Retype the entries below exactly as they appear, leaving out the pictures.

== Listed entries ==
★ ★ ★

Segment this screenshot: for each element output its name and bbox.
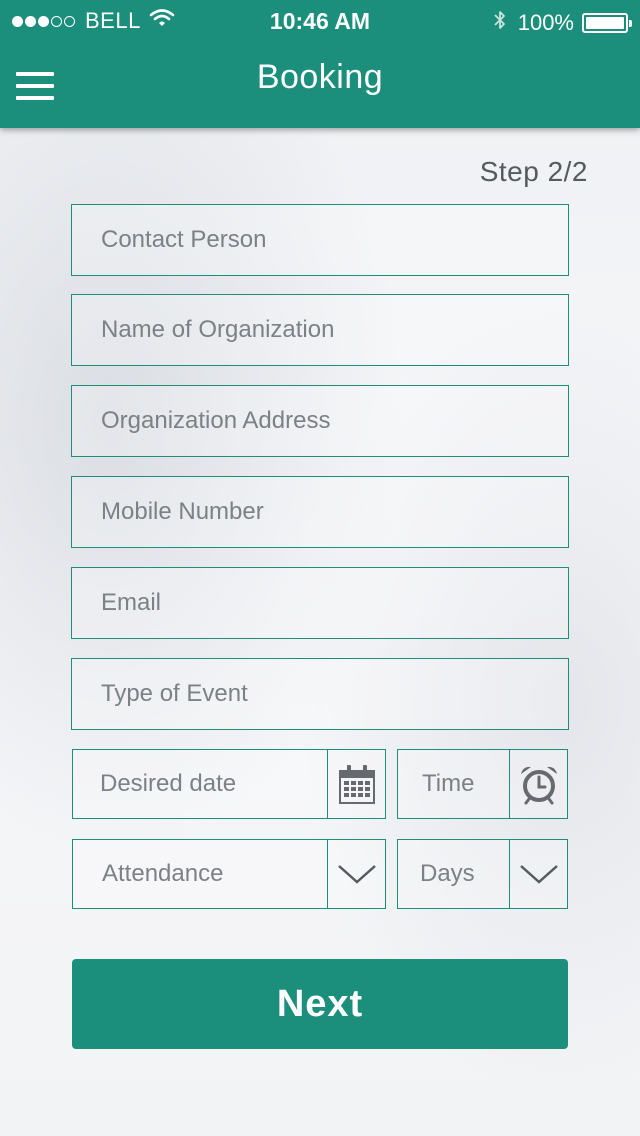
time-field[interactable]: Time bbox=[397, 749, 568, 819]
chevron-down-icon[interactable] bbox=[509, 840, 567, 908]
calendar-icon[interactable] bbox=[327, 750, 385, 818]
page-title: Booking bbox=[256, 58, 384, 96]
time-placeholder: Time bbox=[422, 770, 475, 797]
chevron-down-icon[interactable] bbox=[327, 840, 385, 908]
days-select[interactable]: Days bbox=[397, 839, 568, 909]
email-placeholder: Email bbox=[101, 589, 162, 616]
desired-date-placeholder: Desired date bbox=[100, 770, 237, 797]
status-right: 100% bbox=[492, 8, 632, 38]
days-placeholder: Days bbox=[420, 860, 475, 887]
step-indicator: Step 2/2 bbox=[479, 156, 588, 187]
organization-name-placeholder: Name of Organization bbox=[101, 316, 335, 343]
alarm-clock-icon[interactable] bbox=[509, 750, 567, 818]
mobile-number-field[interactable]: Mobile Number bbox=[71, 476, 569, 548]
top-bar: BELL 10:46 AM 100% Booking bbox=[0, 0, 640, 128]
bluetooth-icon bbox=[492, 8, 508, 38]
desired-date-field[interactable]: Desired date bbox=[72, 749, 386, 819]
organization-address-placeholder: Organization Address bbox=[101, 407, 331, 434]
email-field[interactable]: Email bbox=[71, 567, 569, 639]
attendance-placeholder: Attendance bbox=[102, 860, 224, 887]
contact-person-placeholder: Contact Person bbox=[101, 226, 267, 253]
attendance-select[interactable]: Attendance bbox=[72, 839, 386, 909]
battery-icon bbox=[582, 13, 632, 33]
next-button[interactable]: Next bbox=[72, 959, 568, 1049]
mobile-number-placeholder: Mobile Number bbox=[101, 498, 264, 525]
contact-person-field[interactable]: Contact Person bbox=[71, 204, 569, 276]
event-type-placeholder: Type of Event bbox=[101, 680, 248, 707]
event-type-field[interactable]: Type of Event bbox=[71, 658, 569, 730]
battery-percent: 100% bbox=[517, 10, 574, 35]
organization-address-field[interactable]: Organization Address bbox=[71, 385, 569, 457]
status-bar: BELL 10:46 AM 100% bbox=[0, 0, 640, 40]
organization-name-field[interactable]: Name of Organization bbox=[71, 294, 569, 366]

★ ★ ★

== Response ==
Segment this screenshot: for each element output its name and bbox.
time-field[interactable]: Time bbox=[397, 749, 568, 819]
chevron-down-icon[interactable] bbox=[509, 840, 567, 908]
calendar-icon[interactable] bbox=[327, 750, 385, 818]
page-title: Booking bbox=[256, 58, 384, 96]
time-placeholder: Time bbox=[422, 770, 475, 797]
chevron-down-icon[interactable] bbox=[327, 840, 385, 908]
days-select[interactable]: Days bbox=[397, 839, 568, 909]
email-placeholder: Email bbox=[101, 589, 162, 616]
desired-date-placeholder: Desired date bbox=[100, 770, 237, 797]
status-right: 100% bbox=[492, 8, 632, 38]
days-placeholder: Days bbox=[420, 860, 475, 887]
step-indicator: Step 2/2 bbox=[479, 156, 588, 187]
organization-name-placeholder: Name of Organization bbox=[101, 316, 335, 343]
alarm-clock-icon[interactable] bbox=[509, 750, 567, 818]
mobile-number-field[interactable]: Mobile Number bbox=[71, 476, 569, 548]
top-bar: BELL 10:46 AM 100% Booking bbox=[0, 0, 640, 128]
bluetooth-icon bbox=[492, 8, 508, 38]
desired-date-field[interactable]: Desired date bbox=[72, 749, 386, 819]
organization-address-placeholder: Organization Address bbox=[101, 407, 331, 434]
email-field[interactable]: Email bbox=[71, 567, 569, 639]
attendance-placeholder: Attendance bbox=[102, 860, 224, 887]
contact-person-placeholder: Contact Person bbox=[101, 226, 267, 253]
attendance-select[interactable]: Attendance bbox=[72, 839, 386, 909]
battery-icon bbox=[582, 13, 632, 33]
next-button[interactable]: Next bbox=[72, 959, 568, 1049]
mobile-number-placeholder: Mobile Number bbox=[101, 498, 264, 525]
contact-person-field[interactable]: Contact Person bbox=[71, 204, 569, 276]
event-type-placeholder: Type of Event bbox=[101, 680, 248, 707]
event-type-field[interactable]: Type of Event bbox=[71, 658, 569, 730]
battery-percent: 100% bbox=[517, 10, 574, 35]
organization-address-field[interactable]: Organization Address bbox=[71, 385, 569, 457]
status-bar: BELL 10:46 AM 100% bbox=[0, 0, 640, 40]
organization-name-field[interactable]: Name of Organization bbox=[71, 294, 569, 366]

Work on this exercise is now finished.